— Written problem —
Scan the entries below and report only how many lines contain "this".

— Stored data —

◇ ◇ ◇ ◇ ◇

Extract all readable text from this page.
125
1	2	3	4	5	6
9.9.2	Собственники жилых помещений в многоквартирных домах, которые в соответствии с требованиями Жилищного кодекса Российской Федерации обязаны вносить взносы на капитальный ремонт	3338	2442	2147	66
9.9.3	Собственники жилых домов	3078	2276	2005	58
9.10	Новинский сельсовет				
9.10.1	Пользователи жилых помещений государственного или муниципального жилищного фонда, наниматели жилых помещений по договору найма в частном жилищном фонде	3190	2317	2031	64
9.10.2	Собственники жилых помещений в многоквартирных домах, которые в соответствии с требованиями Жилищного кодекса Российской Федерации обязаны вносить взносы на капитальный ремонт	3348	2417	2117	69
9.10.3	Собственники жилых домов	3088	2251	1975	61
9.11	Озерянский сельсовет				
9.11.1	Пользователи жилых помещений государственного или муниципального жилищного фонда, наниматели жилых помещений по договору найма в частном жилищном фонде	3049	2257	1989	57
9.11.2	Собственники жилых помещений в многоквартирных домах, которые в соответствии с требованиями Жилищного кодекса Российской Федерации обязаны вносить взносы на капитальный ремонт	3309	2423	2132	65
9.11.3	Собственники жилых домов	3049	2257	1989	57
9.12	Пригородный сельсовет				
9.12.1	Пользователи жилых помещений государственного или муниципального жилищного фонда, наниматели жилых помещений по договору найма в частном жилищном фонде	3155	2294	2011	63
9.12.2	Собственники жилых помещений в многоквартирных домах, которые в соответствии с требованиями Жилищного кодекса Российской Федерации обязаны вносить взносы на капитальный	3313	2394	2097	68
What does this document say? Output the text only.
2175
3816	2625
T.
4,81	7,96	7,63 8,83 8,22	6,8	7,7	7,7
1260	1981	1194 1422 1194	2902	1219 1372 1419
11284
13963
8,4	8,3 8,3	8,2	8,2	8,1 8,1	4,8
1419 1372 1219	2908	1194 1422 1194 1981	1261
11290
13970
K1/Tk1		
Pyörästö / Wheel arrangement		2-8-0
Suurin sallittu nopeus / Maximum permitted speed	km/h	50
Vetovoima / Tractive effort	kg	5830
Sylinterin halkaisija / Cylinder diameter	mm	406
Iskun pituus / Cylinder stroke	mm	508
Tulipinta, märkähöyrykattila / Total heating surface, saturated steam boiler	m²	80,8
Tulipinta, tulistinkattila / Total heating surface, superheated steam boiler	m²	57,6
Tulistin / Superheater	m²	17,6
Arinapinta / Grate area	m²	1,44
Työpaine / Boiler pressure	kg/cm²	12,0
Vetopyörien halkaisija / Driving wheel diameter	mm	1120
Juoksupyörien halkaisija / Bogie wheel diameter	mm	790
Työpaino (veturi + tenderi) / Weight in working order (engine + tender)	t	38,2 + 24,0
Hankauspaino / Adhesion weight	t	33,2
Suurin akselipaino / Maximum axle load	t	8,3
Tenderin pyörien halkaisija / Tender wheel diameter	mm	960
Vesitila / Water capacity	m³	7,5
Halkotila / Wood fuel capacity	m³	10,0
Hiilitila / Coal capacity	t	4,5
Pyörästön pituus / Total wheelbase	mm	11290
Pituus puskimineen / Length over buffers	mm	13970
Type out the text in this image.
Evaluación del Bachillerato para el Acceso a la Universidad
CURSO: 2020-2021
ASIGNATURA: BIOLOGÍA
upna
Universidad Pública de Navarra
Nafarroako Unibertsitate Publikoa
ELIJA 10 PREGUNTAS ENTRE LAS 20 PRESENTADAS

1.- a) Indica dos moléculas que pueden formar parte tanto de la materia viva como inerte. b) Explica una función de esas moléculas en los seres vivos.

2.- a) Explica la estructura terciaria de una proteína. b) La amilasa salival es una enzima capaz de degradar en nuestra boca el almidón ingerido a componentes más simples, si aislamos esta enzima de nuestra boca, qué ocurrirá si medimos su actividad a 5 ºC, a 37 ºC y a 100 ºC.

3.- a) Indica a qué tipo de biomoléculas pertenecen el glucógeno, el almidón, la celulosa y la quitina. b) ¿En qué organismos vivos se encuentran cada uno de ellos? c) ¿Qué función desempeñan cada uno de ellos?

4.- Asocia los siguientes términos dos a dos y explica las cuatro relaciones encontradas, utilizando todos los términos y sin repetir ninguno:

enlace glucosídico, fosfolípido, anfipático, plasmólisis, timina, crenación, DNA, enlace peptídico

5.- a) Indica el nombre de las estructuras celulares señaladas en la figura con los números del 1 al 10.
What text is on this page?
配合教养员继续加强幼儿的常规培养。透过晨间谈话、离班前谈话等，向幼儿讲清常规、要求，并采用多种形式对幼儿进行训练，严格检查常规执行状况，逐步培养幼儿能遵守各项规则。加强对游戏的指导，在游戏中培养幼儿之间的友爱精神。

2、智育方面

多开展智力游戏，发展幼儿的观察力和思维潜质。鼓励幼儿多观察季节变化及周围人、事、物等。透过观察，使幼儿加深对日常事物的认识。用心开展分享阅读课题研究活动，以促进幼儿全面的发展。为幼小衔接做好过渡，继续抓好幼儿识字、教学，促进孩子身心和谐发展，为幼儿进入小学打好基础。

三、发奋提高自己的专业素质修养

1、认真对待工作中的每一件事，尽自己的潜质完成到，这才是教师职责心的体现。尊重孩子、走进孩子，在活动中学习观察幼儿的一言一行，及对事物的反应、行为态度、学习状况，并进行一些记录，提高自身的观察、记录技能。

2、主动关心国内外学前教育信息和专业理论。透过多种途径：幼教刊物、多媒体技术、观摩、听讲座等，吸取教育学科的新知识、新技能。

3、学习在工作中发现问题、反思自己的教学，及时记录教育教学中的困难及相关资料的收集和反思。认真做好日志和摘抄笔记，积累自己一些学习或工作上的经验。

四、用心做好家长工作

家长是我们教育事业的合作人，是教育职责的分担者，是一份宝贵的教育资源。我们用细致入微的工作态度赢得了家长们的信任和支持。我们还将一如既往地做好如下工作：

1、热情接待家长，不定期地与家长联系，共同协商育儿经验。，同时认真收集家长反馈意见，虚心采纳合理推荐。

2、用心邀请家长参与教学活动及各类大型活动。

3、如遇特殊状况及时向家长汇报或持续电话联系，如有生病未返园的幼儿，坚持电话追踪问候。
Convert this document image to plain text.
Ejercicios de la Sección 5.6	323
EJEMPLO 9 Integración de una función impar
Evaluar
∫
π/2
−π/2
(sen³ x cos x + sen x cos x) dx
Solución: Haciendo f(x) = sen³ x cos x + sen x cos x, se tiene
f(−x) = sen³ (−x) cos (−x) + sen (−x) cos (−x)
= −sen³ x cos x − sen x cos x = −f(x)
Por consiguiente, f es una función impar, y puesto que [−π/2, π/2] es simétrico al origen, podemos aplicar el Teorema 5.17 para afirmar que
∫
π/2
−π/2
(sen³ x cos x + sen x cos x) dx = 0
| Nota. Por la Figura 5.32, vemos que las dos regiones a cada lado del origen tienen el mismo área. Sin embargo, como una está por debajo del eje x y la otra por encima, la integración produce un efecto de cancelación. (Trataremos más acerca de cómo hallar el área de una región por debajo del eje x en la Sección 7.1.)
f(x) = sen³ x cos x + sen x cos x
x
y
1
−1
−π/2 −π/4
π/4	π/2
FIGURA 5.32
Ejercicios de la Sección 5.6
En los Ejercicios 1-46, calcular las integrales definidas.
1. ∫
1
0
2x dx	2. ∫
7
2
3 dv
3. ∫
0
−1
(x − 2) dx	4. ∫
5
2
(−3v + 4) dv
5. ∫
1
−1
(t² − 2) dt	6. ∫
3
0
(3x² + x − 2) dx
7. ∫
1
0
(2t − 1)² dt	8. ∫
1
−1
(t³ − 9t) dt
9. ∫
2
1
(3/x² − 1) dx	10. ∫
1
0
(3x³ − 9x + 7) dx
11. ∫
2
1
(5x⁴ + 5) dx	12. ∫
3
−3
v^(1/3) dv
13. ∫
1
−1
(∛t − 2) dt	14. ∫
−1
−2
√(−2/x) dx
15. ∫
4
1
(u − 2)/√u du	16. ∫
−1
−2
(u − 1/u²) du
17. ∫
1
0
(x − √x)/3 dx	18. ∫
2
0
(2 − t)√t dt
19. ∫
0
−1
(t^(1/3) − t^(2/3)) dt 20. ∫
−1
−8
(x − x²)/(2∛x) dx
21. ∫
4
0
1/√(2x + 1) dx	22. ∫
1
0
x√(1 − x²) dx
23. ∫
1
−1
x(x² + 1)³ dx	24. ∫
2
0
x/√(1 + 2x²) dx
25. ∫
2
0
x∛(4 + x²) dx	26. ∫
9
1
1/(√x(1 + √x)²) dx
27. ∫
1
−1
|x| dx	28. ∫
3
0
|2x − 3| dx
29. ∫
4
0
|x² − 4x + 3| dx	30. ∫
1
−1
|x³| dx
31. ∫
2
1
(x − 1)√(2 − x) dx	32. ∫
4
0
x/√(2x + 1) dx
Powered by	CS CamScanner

◇ ◇ ◇ ◇ ◇

— Exercise solution —
5